• What is required
Copy out each line below exactly as it appears.

• Data section
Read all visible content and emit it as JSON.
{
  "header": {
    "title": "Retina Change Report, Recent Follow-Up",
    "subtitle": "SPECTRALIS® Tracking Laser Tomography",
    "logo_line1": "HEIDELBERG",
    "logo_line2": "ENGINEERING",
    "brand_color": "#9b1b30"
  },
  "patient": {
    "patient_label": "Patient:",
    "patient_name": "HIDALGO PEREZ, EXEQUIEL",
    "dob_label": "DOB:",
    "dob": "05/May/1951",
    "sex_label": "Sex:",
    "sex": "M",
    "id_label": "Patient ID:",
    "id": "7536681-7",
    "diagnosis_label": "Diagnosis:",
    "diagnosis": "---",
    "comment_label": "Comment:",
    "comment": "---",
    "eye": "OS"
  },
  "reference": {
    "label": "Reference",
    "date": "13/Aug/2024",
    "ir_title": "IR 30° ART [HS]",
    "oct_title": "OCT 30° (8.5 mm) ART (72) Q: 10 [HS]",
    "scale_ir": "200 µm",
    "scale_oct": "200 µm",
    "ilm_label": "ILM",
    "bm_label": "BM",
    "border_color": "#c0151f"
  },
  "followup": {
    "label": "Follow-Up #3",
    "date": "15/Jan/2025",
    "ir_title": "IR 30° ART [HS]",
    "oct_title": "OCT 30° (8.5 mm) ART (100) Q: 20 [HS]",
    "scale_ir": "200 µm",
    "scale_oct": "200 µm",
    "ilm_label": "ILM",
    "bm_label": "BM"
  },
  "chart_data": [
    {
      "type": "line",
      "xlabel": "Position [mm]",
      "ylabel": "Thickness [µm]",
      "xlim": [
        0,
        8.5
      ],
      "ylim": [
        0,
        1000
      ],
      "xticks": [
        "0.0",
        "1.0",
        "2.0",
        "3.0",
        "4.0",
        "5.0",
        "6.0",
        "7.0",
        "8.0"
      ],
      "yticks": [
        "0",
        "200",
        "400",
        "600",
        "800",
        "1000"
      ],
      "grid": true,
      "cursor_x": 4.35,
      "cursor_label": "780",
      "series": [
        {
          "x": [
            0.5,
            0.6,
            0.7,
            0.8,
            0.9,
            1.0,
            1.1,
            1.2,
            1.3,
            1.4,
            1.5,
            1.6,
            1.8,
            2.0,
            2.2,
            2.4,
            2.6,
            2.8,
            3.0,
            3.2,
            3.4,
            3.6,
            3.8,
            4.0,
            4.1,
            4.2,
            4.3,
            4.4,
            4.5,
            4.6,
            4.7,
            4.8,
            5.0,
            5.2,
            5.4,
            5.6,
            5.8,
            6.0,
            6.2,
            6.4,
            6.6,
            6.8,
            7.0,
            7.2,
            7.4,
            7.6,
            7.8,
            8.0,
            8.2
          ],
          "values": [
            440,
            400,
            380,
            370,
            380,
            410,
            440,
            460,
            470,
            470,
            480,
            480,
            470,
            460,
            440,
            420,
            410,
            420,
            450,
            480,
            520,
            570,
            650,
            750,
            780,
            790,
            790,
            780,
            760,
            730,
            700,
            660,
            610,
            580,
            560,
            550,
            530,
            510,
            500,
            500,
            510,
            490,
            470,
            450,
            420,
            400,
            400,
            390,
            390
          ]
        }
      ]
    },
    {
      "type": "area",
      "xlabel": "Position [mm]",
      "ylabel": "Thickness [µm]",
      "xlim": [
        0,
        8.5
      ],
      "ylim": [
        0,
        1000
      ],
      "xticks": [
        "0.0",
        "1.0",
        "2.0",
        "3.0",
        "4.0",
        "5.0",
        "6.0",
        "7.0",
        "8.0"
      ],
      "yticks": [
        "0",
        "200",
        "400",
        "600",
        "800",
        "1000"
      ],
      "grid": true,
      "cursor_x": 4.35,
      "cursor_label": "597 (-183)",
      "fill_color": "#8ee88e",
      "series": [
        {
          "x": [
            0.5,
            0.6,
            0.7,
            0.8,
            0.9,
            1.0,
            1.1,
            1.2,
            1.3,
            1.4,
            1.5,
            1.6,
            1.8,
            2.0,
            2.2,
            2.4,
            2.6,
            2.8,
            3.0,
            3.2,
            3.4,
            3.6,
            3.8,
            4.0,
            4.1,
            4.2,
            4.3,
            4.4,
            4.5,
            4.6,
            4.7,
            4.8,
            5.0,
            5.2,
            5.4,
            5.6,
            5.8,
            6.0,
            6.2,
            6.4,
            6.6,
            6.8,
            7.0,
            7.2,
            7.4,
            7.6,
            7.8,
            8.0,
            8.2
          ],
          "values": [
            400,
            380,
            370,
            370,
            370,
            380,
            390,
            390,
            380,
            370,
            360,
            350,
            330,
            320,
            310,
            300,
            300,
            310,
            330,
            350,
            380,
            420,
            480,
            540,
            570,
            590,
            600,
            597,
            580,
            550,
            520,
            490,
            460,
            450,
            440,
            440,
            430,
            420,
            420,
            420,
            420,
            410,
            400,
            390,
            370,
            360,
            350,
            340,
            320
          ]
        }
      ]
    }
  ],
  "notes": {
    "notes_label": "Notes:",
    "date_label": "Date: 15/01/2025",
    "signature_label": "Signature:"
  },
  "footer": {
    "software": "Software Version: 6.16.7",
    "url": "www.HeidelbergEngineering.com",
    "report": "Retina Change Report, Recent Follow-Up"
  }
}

• Solution to the problem
Read all visible content and emit it as JSON.
{
  "header": {
    "title": "Retina Change Report, Recent Follow-Up",
    "subtitle": "SPECTRALIS® Tracking Laser Tomography",
    "logo_line1": "HEIDELBERG",
    "logo_line2": "ENGINEERING",
    "brand_color": "#9b1b30"
  },
  "patient": {
    "patient_label": "Patient:",
    "patient_name": "HIDALGO PEREZ, EXEQUIEL",
    "dob_label": "DOB:",
    "dob": "05/May/1951",
    "sex_label": "Sex:",
    "sex": "M",
    "id_label": "Patient ID:",
    "id": "7536681-7",
    "diagnosis_label": "Diagnosis:",
    "diagnosis": "---",
    "comment_label": "Comment:",
    "comment": "---",
    "eye": "OS"
  },
  "reference": {
    "label": "Reference",
    "date": "13/Aug/2024",
    "ir_title": "IR 30° ART [HS]",
    "oct_title": "OCT 30° (8.5 mm) ART (72) Q: 10 [HS]",
    "scale_ir": "200 µm",
    "scale_oct": "200 µm",
    "ilm_label": "ILM",
    "bm_label": "BM",
    "border_color": "#c0151f"
  },
  "followup": {
    "label": "Follow-Up #3",
    "date": "15/Jan/2025",
    "ir_title": "IR 30° ART [HS]",
    "oct_title": "OCT 30° (8.5 mm) ART (100) Q: 20 [HS]",
    "scale_ir": "200 µm",
    "scale_oct": "200 µm",
    "ilm_label": "ILM",
    "bm_label": "BM"
  },
  "chart_data": [
    {
      "type": "line",
      "xlabel": "Position [mm]",
      "ylabel": "Thickness [µm]",
      "xlim": [
        0,
        8.5
      ],
      "ylim": [
        0,
        1000
      ],
      "xticks": [
        "0.0",
        "1.0",
        "2.0",
        "3.0",
        "4.0",
        "5.0",
        "6.0",
        "7.0",
        "8.0"
      ],
      "yticks": [
        "0",
        "200",
        "400",
        "600",
        "800",
        "1000"
      ],
      "grid": true,
      "cursor_x": 4.35,
      "cursor_label": "780",
      "series": [
        {
          "x": [
            0.5,
            0.6,
            0.7,
            0.8,
            0.9,
            1.0,
            1.1,
            1.2,
            1.3,
            1.4,
            1.5,
            1.6,
            1.8,
            2.0,
            2.2,
            2.4,
            2.6,
            2.8,
            3.0,
            3.2,
            3.4,
            3.6,
            3.8,
            4.0,
            4.1,
            4.2,
            4.3,
            4.4,
            4.5,
            4.6,
            4.7,
            4.8,
            5.0,
            5.2,
            5.4,
            5.6,
            5.8,
            6.0,
            6.2,
            6.4,
            6.6,
            6.8,
            7.0,
            7.2,
            7.4,
            7.6,
            7.8,
            8.0,
            8.2
          ],
          "values": [
            440,
            400,
            380,
            370,
            380,
            410,
            440,
            460,
            470,
            470,
            480,
            480,
            470,
            460,
            440,
            420,
            410,
            420,
            450,
            480,
            520,
            570,
            650,
            750,
            780,
            790,
            790,
            780,
            760,
            730,
            700,
            660,
            610,
            580,
            560,
            550,
            530,
            510,
            500,
            500,
            510,
            490,
            470,
            450,
            420,
            400,
            400,
            390,
            390
          ]
        }
      ]
    },
    {
      "type": "area",
      "xlabel": "Position [mm]",
      "ylabel": "Thickness [µm]",
      "xlim": [
        0,
        8.5
      ],
      "ylim": [
        0,
        1000
      ],
      "xticks": [
        "0.0",
        "1.0",
        "2.0",
        "3.0",
        "4.0",
        "5.0",
        "6.0",
        "7.0",
        "8.0"
      ],
      "yticks": [
        "0",
        "200",
        "400",
        "600",
        "800",
        "1000"
      ],
      "grid": true,
      "cursor_x": 4.35,
      "cursor_label": "597 (-183)",
      "fill_color": "#8ee88e",
      "series": [
        {
          "x": [
            0.5,
            0.6,
            0.7,
            0.8,
            0.9,
            1.0,
            1.1,
            1.2,
            1.3,
            1.4,
            1.5,
            1.6,
            1.8,
            2.0,
            2.2,
            2.4,
            2.6,
            2.8,
            3.0,
            3.2,
            3.4,
            3.6,
            3.8,
            4.0,
            4.1,
            4.2,
            4.3,
            4.4,
            4.5,
            4.6,
            4.7,
            4.8,
            5.0,
            5.2,
            5.4,
            5.6,
            5.8,
            6.0,
            6.2,
            6.4,
            6.6,
            6.8,
            7.0,
            7.2,
            7.4,
            7.6,
            7.8,
            8.0,
            8.2
          ],
          "values": [
            400,
            380,
            370,
            370,
            370,
            380,
            390,
            390,
            380,
            370,
            360,
            350,
            330,
            320,
            310,
            300,
            300,
            310,
            330,
            350,
            380,
            420,
            480,
            540,
            570,
            590,
            600,
            597,
            580,
            550,
            520,
            490,
            460,
            450,
            440,
            440,
            430,
            420,
            420,
            420,
            420,
            410,
            400,
            390,
            370,
            360,
            350,
            340,
            320
          ]
        }
      ]
    }
  ],
  "notes": {
    "notes_label": "Notes:",
    "date_label": "Date: 15/01/2025",
    "signature_label": "Signature:"
  },
  "footer": {
    "software": "Software Version: 6.16.7",
    "url": "www.HeidelbergEngineering.com",
    "report": "Retina Change Report, Recent Follow-Up"
  }
}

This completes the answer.